**Exercise requirements**
Rewrite every line of the data below as a Markdown table with the columns "Row" and "Line", numbering the rows and skipping blank lines. Leave the pictures out of your answer.
[start of Data section]
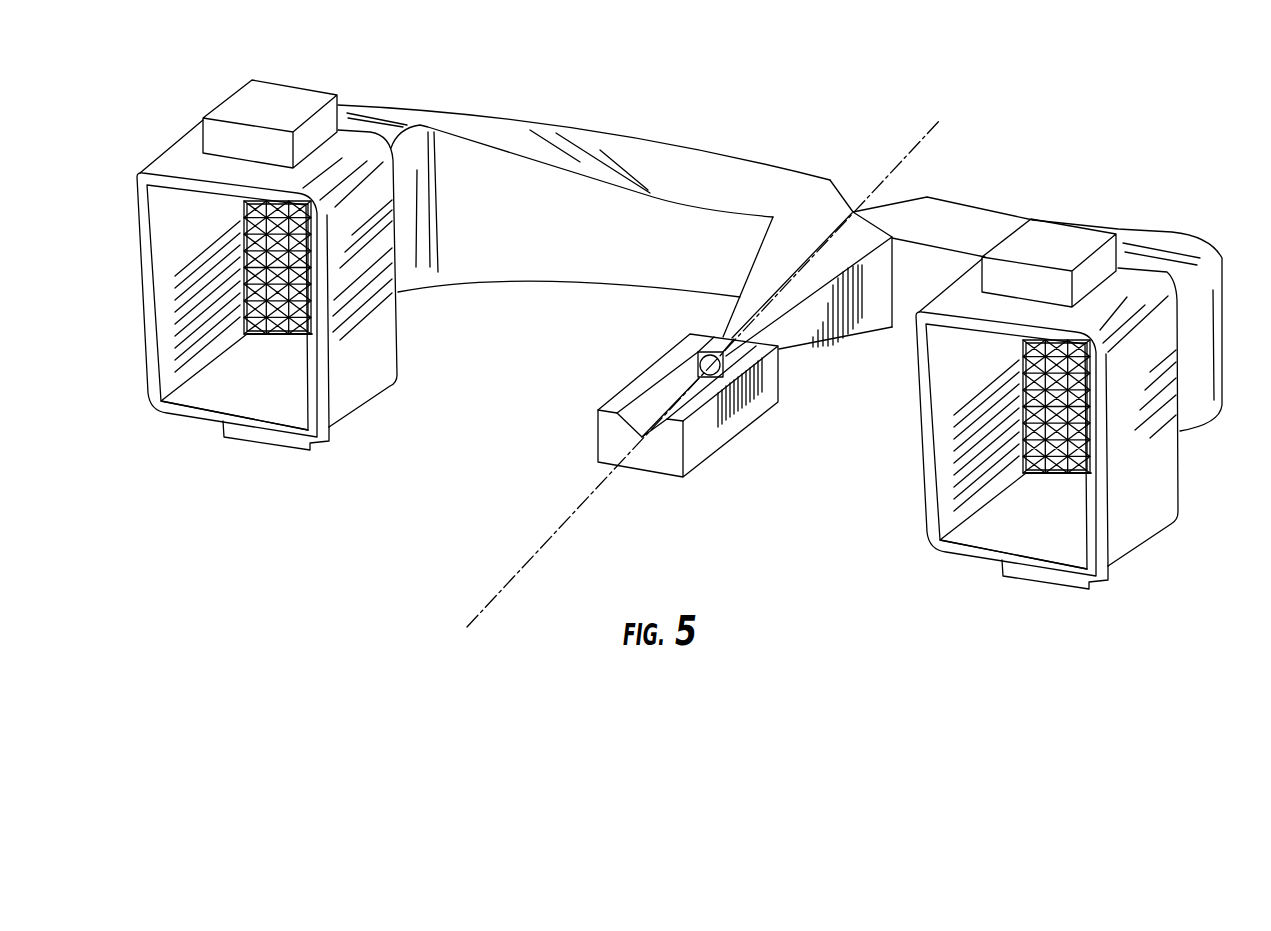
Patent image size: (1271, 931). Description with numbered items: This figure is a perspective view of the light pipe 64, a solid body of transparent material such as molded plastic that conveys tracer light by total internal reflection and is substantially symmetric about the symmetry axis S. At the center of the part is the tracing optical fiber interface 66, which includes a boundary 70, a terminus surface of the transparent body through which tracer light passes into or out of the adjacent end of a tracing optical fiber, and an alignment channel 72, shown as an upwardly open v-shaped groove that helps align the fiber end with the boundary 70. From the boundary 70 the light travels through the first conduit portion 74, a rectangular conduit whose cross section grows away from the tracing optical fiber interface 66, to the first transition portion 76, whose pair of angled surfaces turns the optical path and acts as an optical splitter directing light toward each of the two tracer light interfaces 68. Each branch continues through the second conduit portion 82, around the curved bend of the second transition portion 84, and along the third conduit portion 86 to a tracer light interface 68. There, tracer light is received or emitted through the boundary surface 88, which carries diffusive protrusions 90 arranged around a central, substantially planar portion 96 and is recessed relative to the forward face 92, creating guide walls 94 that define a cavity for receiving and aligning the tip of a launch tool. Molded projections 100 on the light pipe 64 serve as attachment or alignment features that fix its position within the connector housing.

The light pipe 64 is at (450, 85).
The tracing optical fiber interface 66 is at (700, 443).
The tracer light interface 68 is at (147, 268).
The boundary 70 is at (690, 360).
The alignment channel 72 is at (640, 412).
The first conduit portion 74 is at (790, 340).
The first transition portion 76 is at (857, 175).
The second conduit portion 82 is at (643, 163).
The second transition portion 84 is at (368, 106).
The third conduit portion 86 is at (410, 293).
The boundary surface 88 is at (240, 331).
The diffusive protrusions 90 is at (242, 223).
The forward face 92 is at (185, 417).
The guide walls 94 is at (278, 387).
The central substantially planar portion 96 is at (290, 253).
The projections 100 is at (247, 104).
The symmetry axis S is at (712, 357).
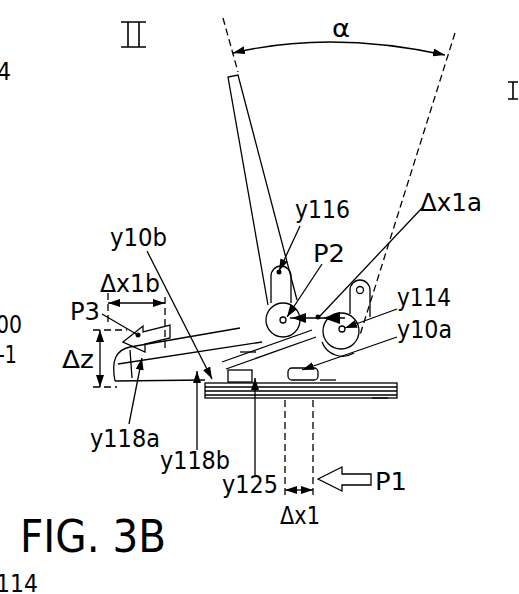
[end of Data section]
**Task solution**
| Row | Line |
|---|---|
| 1 | Patent image size: (1271, 931). Description with numbered items: This figure is a perspective view of the light pipe 64, a solid body of transparent material such as molded plastic that conveys tracer light by total internal reflection and is substantially symmetric about the symmetry axis S. At the center of the part is the tracing optical fiber interface 66, which includes a boundary 70, a terminus surface of the transparent body through which tracer light passes into or out of the adjacent end of a tracing optical fiber, and an alignment channel 72, shown as an upwardly open v-shaped groove that helps align the fiber end with the boundary 70. From the boundary 70 the light travels through the first conduit portion 74, a rectangular conduit whose cross section grows away from the tracing optical fiber interface 66, to the first transition portion 76, whose pair of angled surfaces turns the optical path and acts as an optical splitter directing light toward each of the two tracer light interfaces 68. Each branch continues through the second conduit portion 82, around the curved bend of the second transition portion 84, and along the third conduit portion 86 to a tracer light interface 68. There, tracer light is received or emitted through the boundary surface 88, which carries diffusive protrusions 90 arranged around a central, substantially planar portion 96 and is recessed relative to the forward face 92, creating guide walls 94 that define a cavity for receiving and aligning the tip of a launch tool. Molded projections 100 on the light pipe 64 serve as attachment or alignment features that fix its position within the connector housing. |
| 2 | The light pipe 64 is at (450, 85). |
| 3 | The tracing optical fiber interface 66 is at (700, 443). |
| 4 | The tracer light interface 68 is at (147, 268). |
| 5 | The boundary 70 is at (690, 360). |
| 6 | The alignment channel 72 is at (640, 412). |
| 7 | The first conduit portion 74 is at (790, 340). |
| 8 | The first transition portion 76 is at (857, 175). |
| 9 | The second conduit portion 82 is at (643, 163). |
| 10 | The second transition portion 84 is at (368, 106). |
| 11 | The third conduit portion 86 is at (410, 293). |
| 12 | The boundary surface 88 is at (240, 331). |
| 13 | The diffusive protrusions 90 is at (242, 223). |
| 14 | The forward face 92 is at (185, 417). |
| 15 | The guide walls 94 is at (278, 387). |
| 16 | The central substantially planar portion 96 is at (290, 253). |
| 17 | The projections 100 is at (247, 104). |
| 18 | The symmetry axis S is at (712, 357). |